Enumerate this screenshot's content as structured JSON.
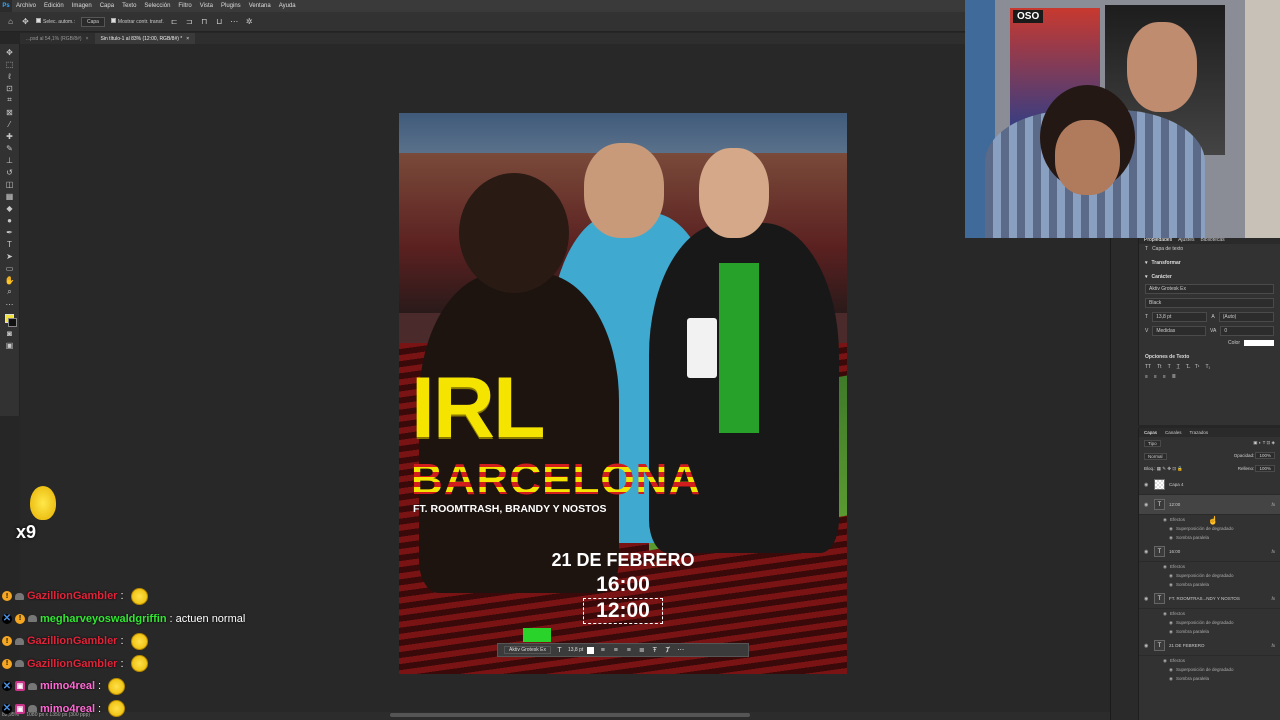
{
  "menubar": {
    "logo": "Ps",
    "items": [
      "Archivo",
      "Edición",
      "Imagen",
      "Capa",
      "Texto",
      "Selección",
      "Filtro",
      "Vista",
      "Plugins",
      "Ventana",
      "Ayuda"
    ]
  },
  "optionsbar": {
    "auto_select_label": "Selec. autom.:",
    "auto_select_value": "Capa",
    "show_transform_label": "Mostrar contr. transf."
  },
  "tabs": [
    {
      "label": "...psd al 54,1% (RGB/8#)",
      "active": false
    },
    {
      "label": "Sin título-1 al 83% (12:00, RGB/8#) *",
      "active": true
    }
  ],
  "poster": {
    "headline": "IRL",
    "city": "BARCELONA",
    "featuring": "FT. ROOMTRASH, BRANDY Y NOSTOS",
    "date": "21 DE FEBRERO",
    "time1": "16:00",
    "time2": "12:00"
  },
  "textbar": {
    "font": "Aktiv Grotesk Ex",
    "size": "13,8 pt"
  },
  "status": {
    "zoom": "82,95%",
    "doc": "1080 px x 1350 px (300 ppp)"
  },
  "properties": {
    "tabs": [
      "Propiedades",
      "Ajustes",
      "Bibliotecas"
    ],
    "layer_type": "Capa de texto",
    "transform_label": "Transformar",
    "character_label": "Carácter",
    "font_family": "Aktiv Grotesk Ex",
    "font_style": "Black",
    "font_size": "13,8 pt",
    "leading": "(Auto)",
    "kerning": "Medidas",
    "tracking": "0",
    "color_label": "Color",
    "color": "#ffffff",
    "text_options_label": "Opciones de Texto"
  },
  "layers": {
    "tabs": [
      "Capas",
      "Canales",
      "Trazados"
    ],
    "filter": "Tipo",
    "blend": "Normal",
    "opacity_label": "Opacidad:",
    "opacity": "100%",
    "lock_label": "Bloq.:",
    "fill_label": "Relleno:",
    "fill": "100%",
    "items": [
      {
        "name": "Capa 4",
        "type": "pixel",
        "selected": false,
        "fx": false,
        "effects": []
      },
      {
        "name": "12:00",
        "type": "text",
        "selected": true,
        "fx": true,
        "effects": [
          "Efectos",
          "Superposición de degradado",
          "Sombra paralela"
        ]
      },
      {
        "name": "16:00",
        "type": "text",
        "selected": false,
        "fx": true,
        "effects": [
          "Efectos",
          "Superposición de degradado",
          "Sombra paralela"
        ]
      },
      {
        "name": "FT. ROOMTRAS...NDY Y NOSTOS",
        "type": "text",
        "selected": false,
        "fx": true,
        "effects": [
          "Efectos",
          "Superposición de degradado",
          "Sombra paralela"
        ]
      },
      {
        "name": "21 DE FEBRERO",
        "type": "text",
        "selected": false,
        "fx": true,
        "effects": [
          "Efectos",
          "Superposición de degradado",
          "Sombra paralela"
        ]
      }
    ]
  },
  "webcam": {
    "sign_text": "OSO"
  },
  "combo": {
    "count": "x9"
  },
  "chat": [
    {
      "user": "GazillionGambler",
      "color": "#e0243a",
      "badges": [
        "orange",
        "hat"
      ],
      "text": "",
      "emote": true
    },
    {
      "user": "megharveyoswaldgriffin",
      "color": "#33e633",
      "badges": [
        "mod",
        "orange",
        "hat"
      ],
      "text": "actuen normal",
      "emote": false
    },
    {
      "user": "GazillionGambler",
      "color": "#e0243a",
      "badges": [
        "orange",
        "hat"
      ],
      "text": "",
      "emote": true
    },
    {
      "user": "GazillionGambler",
      "color": "#e0243a",
      "badges": [
        "orange",
        "hat"
      ],
      "text": "",
      "emote": true
    },
    {
      "user": "mimo4real",
      "color": "#ff69d4",
      "badges": [
        "mod",
        "pink",
        "hat"
      ],
      "text": "",
      "emote": true
    },
    {
      "user": "mimo4real",
      "color": "#ff69d4",
      "badges": [
        "mod",
        "pink",
        "hat"
      ],
      "text": "",
      "emote": true
    }
  ]
}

Directions:
Write the entries above out again exactly, but not the pictures.

Response:
Enumerate this screenshot's content as structured JSON.
{
  "menubar": {
    "logo": "Ps",
    "items": [
      "Archivo",
      "Edición",
      "Imagen",
      "Capa",
      "Texto",
      "Selección",
      "Filtro",
      "Vista",
      "Plugins",
      "Ventana",
      "Ayuda"
    ]
  },
  "optionsbar": {
    "auto_select_label": "Selec. autom.:",
    "auto_select_value": "Capa",
    "show_transform_label": "Mostrar contr. transf."
  },
  "tabs": [
    {
      "label": "...psd al 54,1% (RGB/8#)",
      "active": false
    },
    {
      "label": "Sin título-1 al 83% (12:00, RGB/8#) *",
      "active": true
    }
  ],
  "poster": {
    "headline": "IRL",
    "city": "BARCELONA",
    "featuring": "FT. ROOMTRASH, BRANDY Y NOSTOS",
    "date": "21 DE FEBRERO",
    "time1": "16:00",
    "time2": "12:00"
  },
  "textbar": {
    "font": "Aktiv Grotesk Ex",
    "size": "13,8 pt"
  },
  "status": {
    "zoom": "82,95%",
    "doc": "1080 px x 1350 px (300 ppp)"
  },
  "properties": {
    "tabs": [
      "Propiedades",
      "Ajustes",
      "Bibliotecas"
    ],
    "layer_type": "Capa de texto",
    "transform_label": "Transformar",
    "character_label": "Carácter",
    "font_family": "Aktiv Grotesk Ex",
    "font_style": "Black",
    "font_size": "13,8 pt",
    "leading": "(Auto)",
    "kerning": "Medidas",
    "tracking": "0",
    "color_label": "Color",
    "color": "#ffffff",
    "text_options_label": "Opciones de Texto"
  },
  "layers": {
    "tabs": [
      "Capas",
      "Canales",
      "Trazados"
    ],
    "filter": "Tipo",
    "blend": "Normal",
    "opacity_label": "Opacidad:",
    "opacity": "100%",
    "lock_label": "Bloq.:",
    "fill_label": "Relleno:",
    "fill": "100%",
    "items": [
      {
        "name": "Capa 4",
        "type": "pixel",
        "selected": false,
        "fx": false,
        "effects": []
      },
      {
        "name": "12:00",
        "type": "text",
        "selected": true,
        "fx": true,
        "effects": [
          "Efectos",
          "Superposición de degradado",
          "Sombra paralela"
        ]
      },
      {
        "name": "16:00",
        "type": "text",
        "selected": false,
        "fx": true,
        "effects": [
          "Efectos",
          "Superposición de degradado",
          "Sombra paralela"
        ]
      },
      {
        "name": "FT. ROOMTRAS...NDY Y NOSTOS",
        "type": "text",
        "selected": false,
        "fx": true,
        "effects": [
          "Efectos",
          "Superposición de degradado",
          "Sombra paralela"
        ]
      },
      {
        "name": "21 DE FEBRERO",
        "type": "text",
        "selected": false,
        "fx": true,
        "effects": [
          "Efectos",
          "Superposición de degradado",
          "Sombra paralela"
        ]
      }
    ]
  },
  "webcam": {
    "sign_text": "OSO"
  },
  "combo": {
    "count": "x9"
  },
  "chat": [
    {
      "user": "GazillionGambler",
      "color": "#e0243a",
      "badges": [
        "orange",
        "hat"
      ],
      "text": "",
      "emote": true
    },
    {
      "user": "megharveyoswaldgriffin",
      "color": "#33e633",
      "badges": [
        "mod",
        "orange",
        "hat"
      ],
      "text": "actuen normal",
      "emote": false
    },
    {
      "user": "GazillionGambler",
      "color": "#e0243a",
      "badges": [
        "orange",
        "hat"
      ],
      "text": "",
      "emote": true
    },
    {
      "user": "GazillionGambler",
      "color": "#e0243a",
      "badges": [
        "orange",
        "hat"
      ],
      "text": "",
      "emote": true
    },
    {
      "user": "mimo4real",
      "color": "#ff69d4",
      "badges": [
        "mod",
        "pink",
        "hat"
      ],
      "text": "",
      "emote": true
    },
    {
      "user": "mimo4real",
      "color": "#ff69d4",
      "badges": [
        "mod",
        "pink",
        "hat"
      ],
      "text": "",
      "emote": true
    }
  ]
}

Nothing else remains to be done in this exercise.